Description of the task ▸ Determine the number of lines in the data that contain "toggle". Answer with that number only.

#### Data provided ####

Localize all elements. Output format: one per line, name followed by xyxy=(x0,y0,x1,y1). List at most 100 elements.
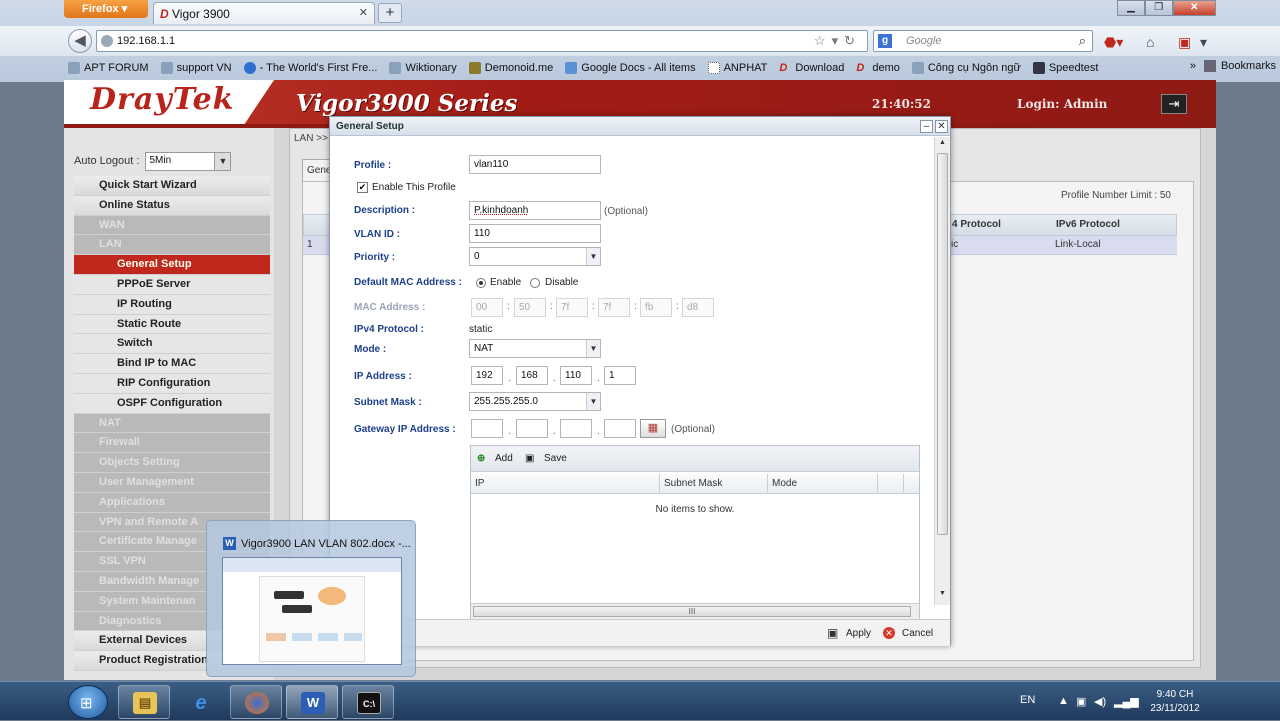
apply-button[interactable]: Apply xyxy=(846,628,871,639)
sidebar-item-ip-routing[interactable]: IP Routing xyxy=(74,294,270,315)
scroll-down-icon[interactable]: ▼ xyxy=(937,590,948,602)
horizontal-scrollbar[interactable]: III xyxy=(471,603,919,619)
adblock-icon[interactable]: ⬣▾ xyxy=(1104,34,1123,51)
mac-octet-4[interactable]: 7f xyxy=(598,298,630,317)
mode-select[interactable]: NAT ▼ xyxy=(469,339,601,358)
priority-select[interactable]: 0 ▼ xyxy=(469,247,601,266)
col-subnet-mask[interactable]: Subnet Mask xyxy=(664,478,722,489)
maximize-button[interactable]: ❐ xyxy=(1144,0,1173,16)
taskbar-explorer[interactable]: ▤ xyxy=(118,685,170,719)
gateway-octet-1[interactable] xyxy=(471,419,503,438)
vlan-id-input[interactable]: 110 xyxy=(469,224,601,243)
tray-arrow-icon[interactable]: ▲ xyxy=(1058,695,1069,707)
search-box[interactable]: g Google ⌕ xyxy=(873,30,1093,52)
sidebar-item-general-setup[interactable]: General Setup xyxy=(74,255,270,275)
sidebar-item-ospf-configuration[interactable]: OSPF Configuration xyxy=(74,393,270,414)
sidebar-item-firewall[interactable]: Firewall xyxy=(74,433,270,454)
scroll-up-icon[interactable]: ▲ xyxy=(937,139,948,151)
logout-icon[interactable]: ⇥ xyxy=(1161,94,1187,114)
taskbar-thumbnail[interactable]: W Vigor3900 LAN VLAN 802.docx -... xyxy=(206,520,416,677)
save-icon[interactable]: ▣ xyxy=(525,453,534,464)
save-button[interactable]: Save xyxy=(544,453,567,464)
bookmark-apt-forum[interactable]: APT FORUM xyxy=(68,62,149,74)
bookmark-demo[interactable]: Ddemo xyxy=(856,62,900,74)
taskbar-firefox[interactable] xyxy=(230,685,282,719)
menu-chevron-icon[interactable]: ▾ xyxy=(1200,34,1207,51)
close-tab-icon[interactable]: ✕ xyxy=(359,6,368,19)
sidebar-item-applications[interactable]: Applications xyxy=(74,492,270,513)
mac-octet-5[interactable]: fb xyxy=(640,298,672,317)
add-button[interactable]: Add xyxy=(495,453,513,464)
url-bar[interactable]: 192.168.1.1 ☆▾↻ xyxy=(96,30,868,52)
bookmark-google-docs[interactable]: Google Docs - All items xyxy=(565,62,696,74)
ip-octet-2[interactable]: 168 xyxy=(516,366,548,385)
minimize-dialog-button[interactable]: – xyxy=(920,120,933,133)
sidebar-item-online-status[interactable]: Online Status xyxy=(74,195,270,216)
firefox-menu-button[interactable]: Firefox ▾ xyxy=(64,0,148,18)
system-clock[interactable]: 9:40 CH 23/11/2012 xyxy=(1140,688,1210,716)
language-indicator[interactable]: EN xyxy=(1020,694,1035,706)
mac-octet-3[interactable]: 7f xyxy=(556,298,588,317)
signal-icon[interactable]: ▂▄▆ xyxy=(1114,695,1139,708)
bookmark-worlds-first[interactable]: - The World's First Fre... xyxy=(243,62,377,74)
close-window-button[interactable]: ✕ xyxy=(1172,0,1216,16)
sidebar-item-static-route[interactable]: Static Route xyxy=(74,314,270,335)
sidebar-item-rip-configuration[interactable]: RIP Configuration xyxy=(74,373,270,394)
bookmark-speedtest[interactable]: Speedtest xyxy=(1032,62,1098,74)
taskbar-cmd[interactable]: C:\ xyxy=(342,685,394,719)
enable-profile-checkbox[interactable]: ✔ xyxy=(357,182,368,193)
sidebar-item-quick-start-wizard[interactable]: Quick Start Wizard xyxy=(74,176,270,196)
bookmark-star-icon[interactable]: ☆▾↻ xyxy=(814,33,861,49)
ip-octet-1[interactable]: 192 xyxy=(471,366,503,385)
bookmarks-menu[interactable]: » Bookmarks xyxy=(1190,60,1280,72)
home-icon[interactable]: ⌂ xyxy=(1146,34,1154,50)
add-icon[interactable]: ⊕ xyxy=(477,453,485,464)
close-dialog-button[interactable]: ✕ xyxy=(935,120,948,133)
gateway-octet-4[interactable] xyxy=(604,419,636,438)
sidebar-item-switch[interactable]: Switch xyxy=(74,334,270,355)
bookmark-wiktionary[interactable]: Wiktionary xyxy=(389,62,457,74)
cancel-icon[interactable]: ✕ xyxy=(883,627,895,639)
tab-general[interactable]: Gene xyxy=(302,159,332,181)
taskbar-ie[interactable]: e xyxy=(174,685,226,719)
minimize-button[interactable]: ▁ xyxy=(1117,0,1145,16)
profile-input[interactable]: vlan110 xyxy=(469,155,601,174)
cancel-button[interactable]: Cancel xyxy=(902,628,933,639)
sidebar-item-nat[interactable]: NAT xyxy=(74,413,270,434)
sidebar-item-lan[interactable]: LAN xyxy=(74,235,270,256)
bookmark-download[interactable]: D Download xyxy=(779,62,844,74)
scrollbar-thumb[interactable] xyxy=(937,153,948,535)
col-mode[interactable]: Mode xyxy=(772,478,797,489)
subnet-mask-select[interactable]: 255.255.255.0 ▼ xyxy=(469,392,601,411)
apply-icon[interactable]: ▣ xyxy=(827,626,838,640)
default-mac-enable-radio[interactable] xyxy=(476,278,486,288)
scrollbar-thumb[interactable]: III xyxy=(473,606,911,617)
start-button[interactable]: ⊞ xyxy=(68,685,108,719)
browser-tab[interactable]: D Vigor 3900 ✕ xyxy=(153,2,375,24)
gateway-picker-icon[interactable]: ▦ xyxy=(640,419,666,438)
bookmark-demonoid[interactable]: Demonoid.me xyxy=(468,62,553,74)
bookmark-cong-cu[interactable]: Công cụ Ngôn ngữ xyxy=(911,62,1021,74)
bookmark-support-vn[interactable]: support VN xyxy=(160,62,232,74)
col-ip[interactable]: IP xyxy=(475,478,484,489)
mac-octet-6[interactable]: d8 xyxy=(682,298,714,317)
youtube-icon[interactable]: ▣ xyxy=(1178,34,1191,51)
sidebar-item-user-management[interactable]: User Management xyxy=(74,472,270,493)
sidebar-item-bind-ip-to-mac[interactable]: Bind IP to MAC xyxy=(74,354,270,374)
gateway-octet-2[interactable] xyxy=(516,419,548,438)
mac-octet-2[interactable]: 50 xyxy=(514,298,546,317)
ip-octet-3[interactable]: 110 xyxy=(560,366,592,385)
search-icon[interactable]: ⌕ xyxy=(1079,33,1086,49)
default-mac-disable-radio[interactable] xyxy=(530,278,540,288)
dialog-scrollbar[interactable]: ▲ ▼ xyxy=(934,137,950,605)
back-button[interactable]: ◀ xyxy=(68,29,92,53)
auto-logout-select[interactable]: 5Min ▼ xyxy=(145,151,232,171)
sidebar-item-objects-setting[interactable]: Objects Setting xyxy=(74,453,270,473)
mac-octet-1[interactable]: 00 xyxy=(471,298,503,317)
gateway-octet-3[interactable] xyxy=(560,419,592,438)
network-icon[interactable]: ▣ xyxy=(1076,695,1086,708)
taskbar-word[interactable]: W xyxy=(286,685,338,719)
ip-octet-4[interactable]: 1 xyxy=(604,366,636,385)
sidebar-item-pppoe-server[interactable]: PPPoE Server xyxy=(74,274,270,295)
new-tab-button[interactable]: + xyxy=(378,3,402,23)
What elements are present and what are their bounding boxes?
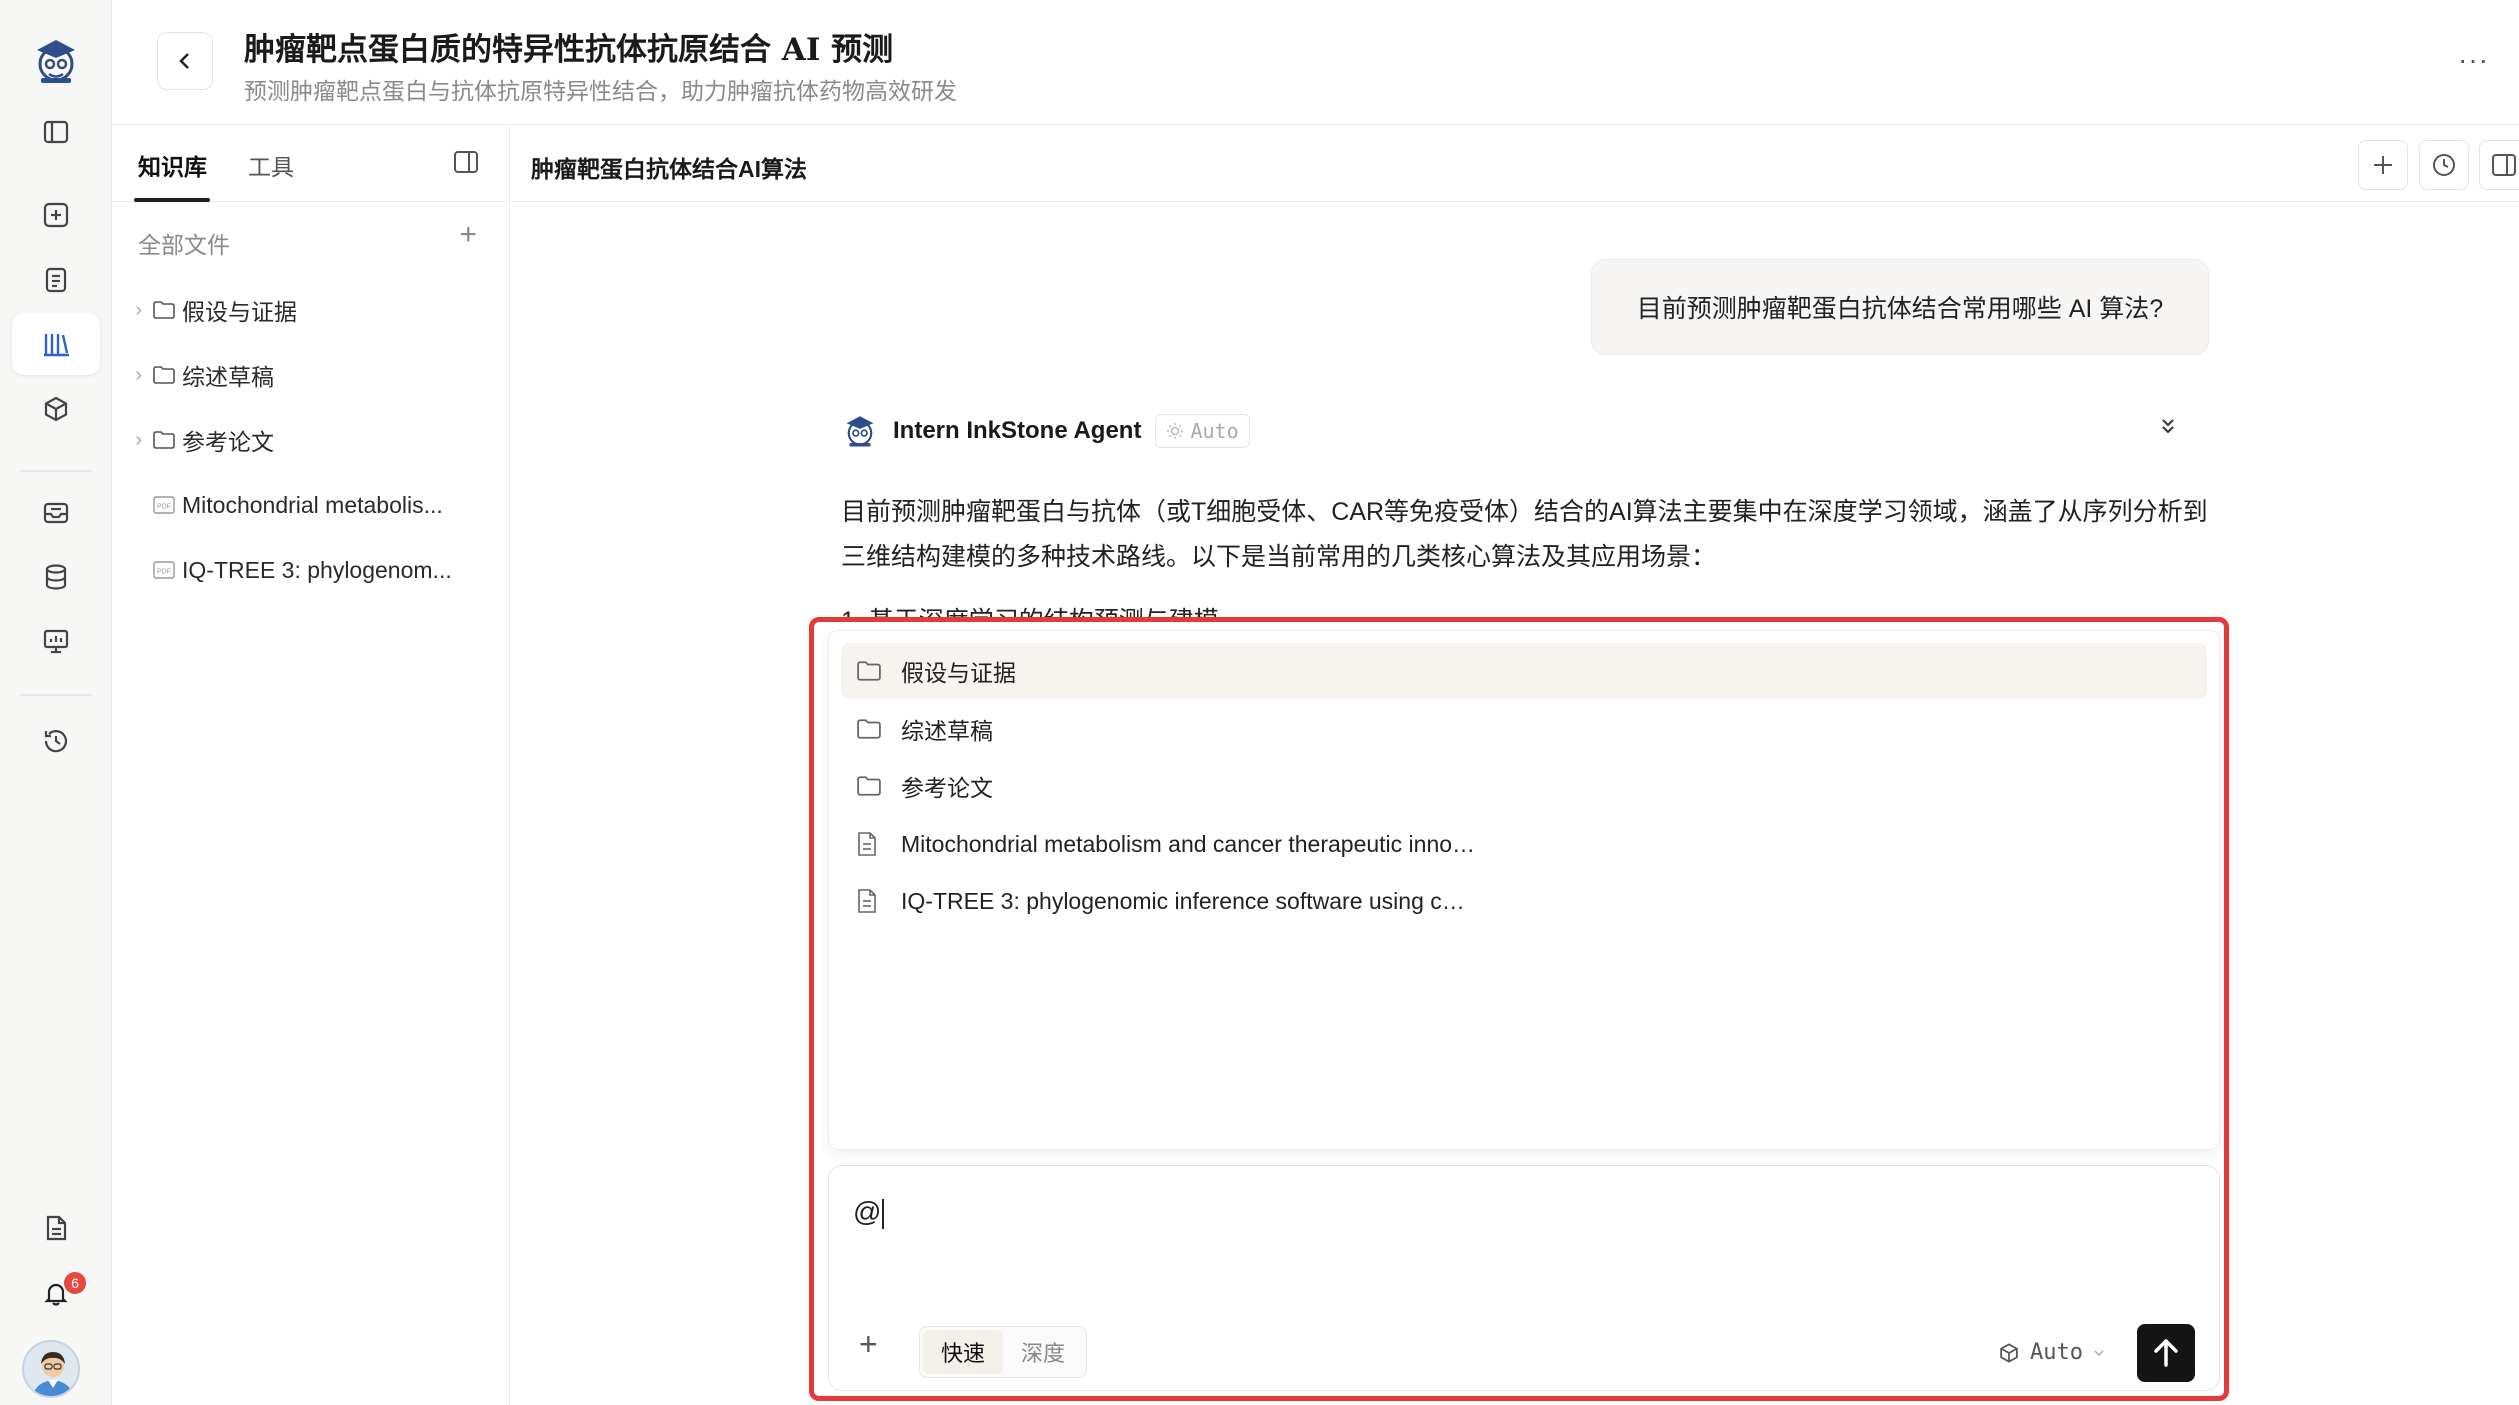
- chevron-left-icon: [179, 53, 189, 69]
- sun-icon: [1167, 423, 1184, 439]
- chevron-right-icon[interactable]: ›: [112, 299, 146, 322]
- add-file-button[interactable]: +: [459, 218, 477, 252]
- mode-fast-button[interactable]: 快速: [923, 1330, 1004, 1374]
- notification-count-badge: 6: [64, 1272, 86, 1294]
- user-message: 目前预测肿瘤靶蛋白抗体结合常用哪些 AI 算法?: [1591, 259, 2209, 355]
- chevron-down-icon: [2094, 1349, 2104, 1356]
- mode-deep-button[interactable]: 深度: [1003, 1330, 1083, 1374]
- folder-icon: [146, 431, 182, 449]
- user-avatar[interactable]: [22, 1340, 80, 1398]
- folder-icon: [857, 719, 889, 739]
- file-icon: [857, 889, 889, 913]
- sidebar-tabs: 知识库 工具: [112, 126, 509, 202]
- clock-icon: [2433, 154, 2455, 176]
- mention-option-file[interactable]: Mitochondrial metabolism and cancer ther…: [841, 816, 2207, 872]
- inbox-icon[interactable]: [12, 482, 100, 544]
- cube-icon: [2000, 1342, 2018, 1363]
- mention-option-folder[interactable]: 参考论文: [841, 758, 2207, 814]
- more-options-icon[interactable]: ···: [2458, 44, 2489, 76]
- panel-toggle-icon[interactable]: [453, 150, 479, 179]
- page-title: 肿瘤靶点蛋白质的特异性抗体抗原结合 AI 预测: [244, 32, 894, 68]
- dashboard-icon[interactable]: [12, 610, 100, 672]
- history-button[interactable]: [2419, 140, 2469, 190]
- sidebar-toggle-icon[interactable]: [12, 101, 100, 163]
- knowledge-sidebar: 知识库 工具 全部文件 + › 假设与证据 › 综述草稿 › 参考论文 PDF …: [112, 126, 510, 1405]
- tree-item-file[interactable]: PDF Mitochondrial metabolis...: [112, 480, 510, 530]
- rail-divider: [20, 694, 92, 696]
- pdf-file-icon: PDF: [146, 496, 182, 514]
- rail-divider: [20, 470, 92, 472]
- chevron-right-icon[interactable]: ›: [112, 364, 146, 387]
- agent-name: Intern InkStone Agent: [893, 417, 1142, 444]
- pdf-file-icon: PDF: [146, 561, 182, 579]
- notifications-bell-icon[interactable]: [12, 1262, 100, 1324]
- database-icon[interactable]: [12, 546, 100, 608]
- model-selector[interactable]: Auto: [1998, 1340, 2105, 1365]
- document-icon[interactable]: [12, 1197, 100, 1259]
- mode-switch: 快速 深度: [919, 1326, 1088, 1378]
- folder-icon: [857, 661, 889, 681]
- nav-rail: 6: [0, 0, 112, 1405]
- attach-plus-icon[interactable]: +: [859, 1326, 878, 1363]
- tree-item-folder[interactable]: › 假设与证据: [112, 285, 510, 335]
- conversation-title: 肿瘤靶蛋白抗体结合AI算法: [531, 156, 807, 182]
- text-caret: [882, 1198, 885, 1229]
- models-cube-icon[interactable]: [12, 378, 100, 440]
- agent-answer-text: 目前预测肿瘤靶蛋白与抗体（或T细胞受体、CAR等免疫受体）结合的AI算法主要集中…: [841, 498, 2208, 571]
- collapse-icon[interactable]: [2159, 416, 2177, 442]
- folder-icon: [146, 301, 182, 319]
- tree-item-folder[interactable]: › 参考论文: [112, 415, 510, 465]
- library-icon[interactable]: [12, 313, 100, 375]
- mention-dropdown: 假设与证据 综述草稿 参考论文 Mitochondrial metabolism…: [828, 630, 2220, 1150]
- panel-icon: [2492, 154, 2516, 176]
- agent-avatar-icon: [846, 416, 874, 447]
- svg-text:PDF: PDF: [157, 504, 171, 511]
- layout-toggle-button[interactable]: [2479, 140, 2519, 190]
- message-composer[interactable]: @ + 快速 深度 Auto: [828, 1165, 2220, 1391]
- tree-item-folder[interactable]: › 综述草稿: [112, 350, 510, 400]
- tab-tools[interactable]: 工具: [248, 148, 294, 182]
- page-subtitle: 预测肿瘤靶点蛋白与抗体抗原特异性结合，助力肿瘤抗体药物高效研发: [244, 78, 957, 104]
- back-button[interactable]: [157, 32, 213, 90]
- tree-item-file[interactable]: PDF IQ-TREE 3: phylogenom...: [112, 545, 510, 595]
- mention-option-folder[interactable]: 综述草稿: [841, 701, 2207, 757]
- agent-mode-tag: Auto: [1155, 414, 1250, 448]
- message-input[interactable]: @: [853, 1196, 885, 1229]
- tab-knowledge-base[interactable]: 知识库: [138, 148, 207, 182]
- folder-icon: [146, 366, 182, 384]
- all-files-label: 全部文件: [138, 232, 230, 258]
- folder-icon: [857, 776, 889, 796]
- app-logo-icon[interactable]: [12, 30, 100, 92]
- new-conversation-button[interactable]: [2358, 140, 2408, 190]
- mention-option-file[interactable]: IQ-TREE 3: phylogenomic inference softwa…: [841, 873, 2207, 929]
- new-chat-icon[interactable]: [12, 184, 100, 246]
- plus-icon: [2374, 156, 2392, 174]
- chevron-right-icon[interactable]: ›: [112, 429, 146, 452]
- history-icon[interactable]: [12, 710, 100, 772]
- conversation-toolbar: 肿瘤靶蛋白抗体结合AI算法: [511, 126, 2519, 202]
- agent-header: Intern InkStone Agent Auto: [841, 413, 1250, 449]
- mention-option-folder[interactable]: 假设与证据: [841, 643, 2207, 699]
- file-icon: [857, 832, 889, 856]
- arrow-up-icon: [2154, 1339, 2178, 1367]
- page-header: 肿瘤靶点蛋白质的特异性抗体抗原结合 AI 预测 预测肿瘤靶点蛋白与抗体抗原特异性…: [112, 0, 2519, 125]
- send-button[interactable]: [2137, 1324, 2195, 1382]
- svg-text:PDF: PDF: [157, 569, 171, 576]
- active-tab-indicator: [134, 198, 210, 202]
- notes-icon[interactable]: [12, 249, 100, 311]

####

Reply to the task ▸ 3